** BEGIN Data records **

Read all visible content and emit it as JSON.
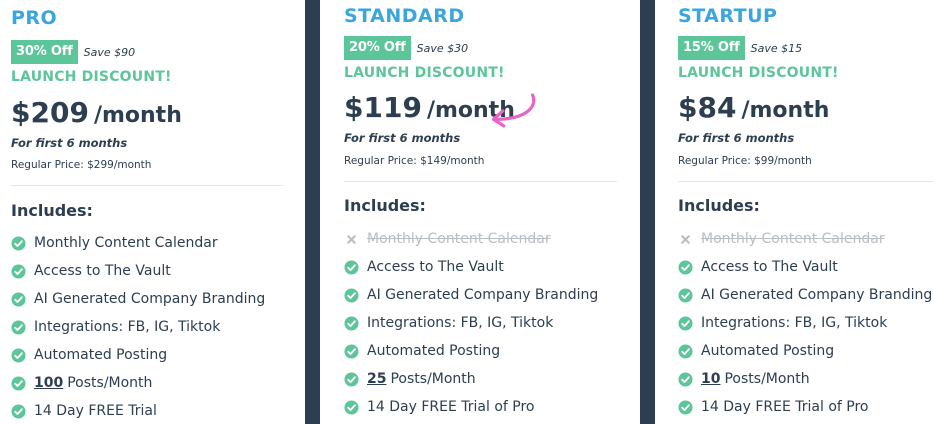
{
  "plans": [
    {
      "name": "PRO",
      "discount_badge": "30% Off",
      "save_text": "Save $90",
      "launch": "LAUNCH DISCOUNT!",
      "price": "$209",
      "per": "/month",
      "first_months": "For first 6 months",
      "regular": "Regular Price: $299/month",
      "includes": "Includes:",
      "features": [
        {
          "label": "Monthly Content Calendar",
          "enabled": true
        },
        {
          "label": "Access to The Vault",
          "enabled": true
        },
        {
          "label": "AI Generated Company Branding",
          "enabled": true
        },
        {
          "label": "Integrations: FB, IG, Tiktok",
          "enabled": true
        },
        {
          "label": "Automated Posting",
          "enabled": true
        },
        {
          "count": "100",
          "label": "Posts/Month",
          "enabled": true
        },
        {
          "label": "14 Day FREE Trial",
          "enabled": true
        }
      ]
    },
    {
      "name": "STANDARD",
      "discount_badge": "20% Off",
      "save_text": "Save $30",
      "launch": "LAUNCH DISCOUNT!",
      "price": "$119",
      "per": "/month",
      "first_months": "For first 6 months",
      "regular": "Regular Price: $149/month",
      "includes": "Includes:",
      "features": [
        {
          "label": "Monthly Content Calendar",
          "enabled": false
        },
        {
          "label": "Access to The Vault",
          "enabled": true
        },
        {
          "label": "AI Generated Company Branding",
          "enabled": true
        },
        {
          "label": "Integrations: FB, IG, Tiktok",
          "enabled": true
        },
        {
          "label": "Automated Posting",
          "enabled": true
        },
        {
          "count": "25",
          "label": "Posts/Month",
          "enabled": true
        },
        {
          "label": "14 Day FREE Trial of Pro",
          "enabled": true
        }
      ]
    },
    {
      "name": "STARTUP",
      "discount_badge": "15% Off",
      "save_text": "Save $15",
      "launch": "LAUNCH DISCOUNT!",
      "price": "$84",
      "per": "/month",
      "first_months": "For first 6 months",
      "regular": "Regular Price: $99/month",
      "includes": "Includes:",
      "features": [
        {
          "label": "Monthly Content Calendar",
          "enabled": false
        },
        {
          "label": "Access to The Vault",
          "enabled": true
        },
        {
          "label": "AI Generated Company Branding",
          "enabled": true
        },
        {
          "label": "Integrations: FB, IG, Tiktok",
          "enabled": true
        },
        {
          "label": "Automated Posting",
          "enabled": true
        },
        {
          "count": "10",
          "label": "Posts/Month",
          "enabled": true
        },
        {
          "label": "14 Day FREE Trial of Pro",
          "enabled": true
        }
      ]
    }
  ],
  "icons": {
    "enabled": "check-circle-icon",
    "disabled": "x-icon",
    "highlight": "curved-arrow-icon"
  },
  "colors": {
    "plan_name": "#3aa6dd",
    "accent_green": "#5cc59a",
    "text_dark": "#2c3e50",
    "disabled_text": "#b9bec4",
    "highlight_arrow": "#e865c8",
    "background_dark": "#2c3e50"
  }
}
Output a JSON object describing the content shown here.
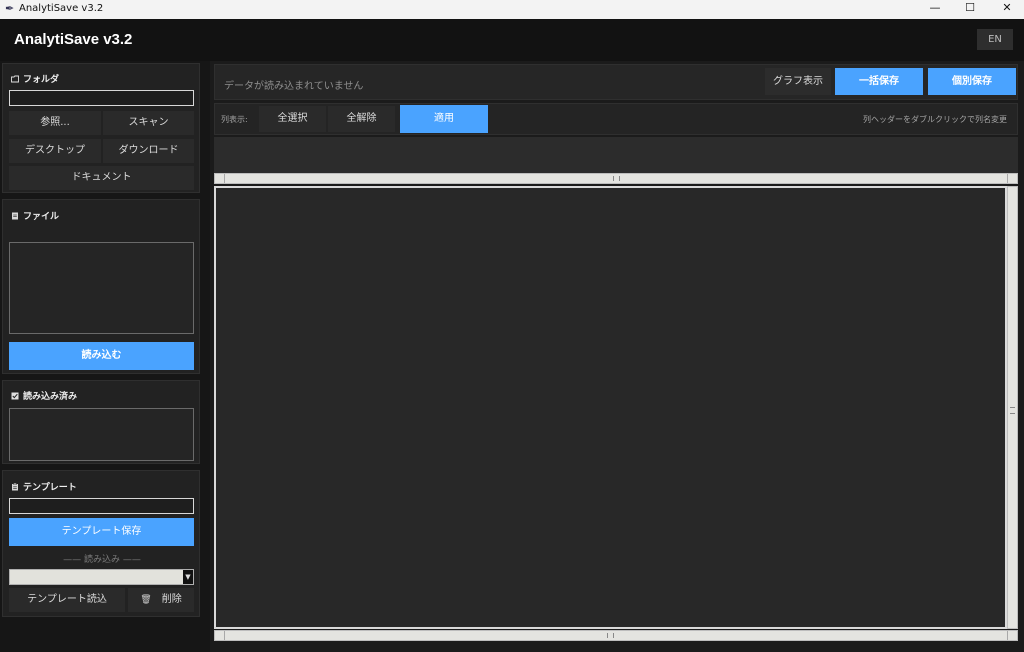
{
  "window": {
    "title": "AnalytiSave v3.2",
    "app_icon": "feather-icon",
    "minimize_glyph": "—",
    "maximize_glyph": "☐",
    "close_glyph": "✕"
  },
  "header": {
    "app_title": "AnalytiSave v3.2",
    "lang_button": "EN"
  },
  "sidebar": {
    "folder": {
      "heading": "フォルダ",
      "path_value": "",
      "buttons": {
        "browse": "参照...",
        "scan": "スキャン",
        "desktop": "デスクトップ",
        "download": "ダウンロード",
        "documents": "ドキュメント"
      }
    },
    "files": {
      "heading": "ファイル",
      "load_button": "読み込む"
    },
    "loaded": {
      "heading": "読み込み済み"
    },
    "template": {
      "heading": "テンプレート",
      "name_value": "",
      "save_button": "テンプレート保存",
      "load_divider": "—— 読み込み ——",
      "selected_value": "",
      "load_button": "テンプレート読込",
      "delete_button": "削除"
    }
  },
  "main": {
    "status_text": "データが読み込まれていません",
    "graph_button": "グラフ表示",
    "bulk_save_button": "一括保存",
    "individual_save_button": "個別保存",
    "column_label": "列表示:",
    "select_all_button": "全選択",
    "deselect_all_button": "全解除",
    "apply_button": "適用",
    "hint_text": "列ヘッダーをダブルクリックで列名変更"
  },
  "colors": {
    "accent": "#4aa3ff",
    "background": "#1b1b1b",
    "panel": "#222222"
  }
}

** END Data records **

# What you will do:
Copy the records above exactly. The pictures are not part of the copy.

# Written response:
Read all visible content and emit it as JSON.
{
  "plans": [
    {
      "name": "PRO",
      "discount_badge": "30% Off",
      "save_text": "Save $90",
      "launch": "LAUNCH DISCOUNT!",
      "price": "$209",
      "per": "/month",
      "first_months": "For first 6 months",
      "regular": "Regular Price: $299/month",
      "includes": "Includes:",
      "features": [
        {
          "label": "Monthly Content Calendar",
          "enabled": true
        },
        {
          "label": "Access to The Vault",
          "enabled": true
        },
        {
          "label": "AI Generated Company Branding",
          "enabled": true
        },
        {
          "label": "Integrations: FB, IG, Tiktok",
          "enabled": true
        },
        {
          "label": "Automated Posting",
          "enabled": true
        },
        {
          "count": "100",
          "label": "Posts/Month",
          "enabled": true
        },
        {
          "label": "14 Day FREE Trial",
          "enabled": true
        }
      ]
    },
    {
      "name": "STANDARD",
      "discount_badge": "20% Off",
      "save_text": "Save $30",
      "launch": "LAUNCH DISCOUNT!",
      "price": "$119",
      "per": "/month",
      "first_months": "For first 6 months",
      "regular": "Regular Price: $149/month",
      "includes": "Includes:",
      "features": [
        {
          "label": "Monthly Content Calendar",
          "enabled": false
        },
        {
          "label": "Access to The Vault",
          "enabled": true
        },
        {
          "label": "AI Generated Company Branding",
          "enabled": true
        },
        {
          "label": "Integrations: FB, IG, Tiktok",
          "enabled": true
        },
        {
          "label": "Automated Posting",
          "enabled": true
        },
        {
          "count": "25",
          "label": "Posts/Month",
          "enabled": true
        },
        {
          "label": "14 Day FREE Trial of Pro",
          "enabled": true
        }
      ]
    },
    {
      "name": "STARTUP",
      "discount_badge": "15% Off",
      "save_text": "Save $15",
      "launch": "LAUNCH DISCOUNT!",
      "price": "$84",
      "per": "/month",
      "first_months": "For first 6 months",
      "regular": "Regular Price: $99/month",
      "includes": "Includes:",
      "features": [
        {
          "label": "Monthly Content Calendar",
          "enabled": false
        },
        {
          "label": "Access to The Vault",
          "enabled": true
        },
        {
          "label": "AI Generated Company Branding",
          "enabled": true
        },
        {
          "label": "Integrations: FB, IG, Tiktok",
          "enabled": true
        },
        {
          "label": "Automated Posting",
          "enabled": true
        },
        {
          "count": "10",
          "label": "Posts/Month",
          "enabled": true
        },
        {
          "label": "14 Day FREE Trial of Pro",
          "enabled": true
        }
      ]
    }
  ],
  "icons": {
    "enabled": "check-circle-icon",
    "disabled": "x-icon",
    "highlight": "curved-arrow-icon"
  },
  "colors": {
    "plan_name": "#3aa6dd",
    "accent_green": "#5cc59a",
    "text_dark": "#2c3e50",
    "disabled_text": "#b9bec4",
    "highlight_arrow": "#e865c8",
    "background_dark": "#2c3e50"
  }
}
Output a JSON object describing the content shown here.
{
  "window": {
    "title": "AnalytiSave v3.2",
    "app_icon": "feather-icon",
    "minimize_glyph": "—",
    "maximize_glyph": "☐",
    "close_glyph": "✕"
  },
  "header": {
    "app_title": "AnalytiSave v3.2",
    "lang_button": "EN"
  },
  "sidebar": {
    "folder": {
      "heading": "フォルダ",
      "path_value": "",
      "buttons": {
        "browse": "参照...",
        "scan": "スキャン",
        "desktop": "デスクトップ",
        "download": "ダウンロード",
        "documents": "ドキュメント"
      }
    },
    "files": {
      "heading": "ファイル",
      "load_button": "読み込む"
    },
    "loaded": {
      "heading": "読み込み済み"
    },
    "template": {
      "heading": "テンプレート",
      "name_value": "",
      "save_button": "テンプレート保存",
      "load_divider": "—— 読み込み ——",
      "selected_value": "",
      "load_button": "テンプレート読込",
      "delete_button": "削除"
    }
  },
  "main": {
    "status_text": "データが読み込まれていません",
    "graph_button": "グラフ表示",
    "bulk_save_button": "一括保存",
    "individual_save_button": "個別保存",
    "column_label": "列表示:",
    "select_all_button": "全選択",
    "deselect_all_button": "全解除",
    "apply_button": "適用",
    "hint_text": "列ヘッダーをダブルクリックで列名変更"
  },
  "colors": {
    "accent": "#4aa3ff",
    "background": "#1b1b1b",
    "panel": "#222222"
  }
}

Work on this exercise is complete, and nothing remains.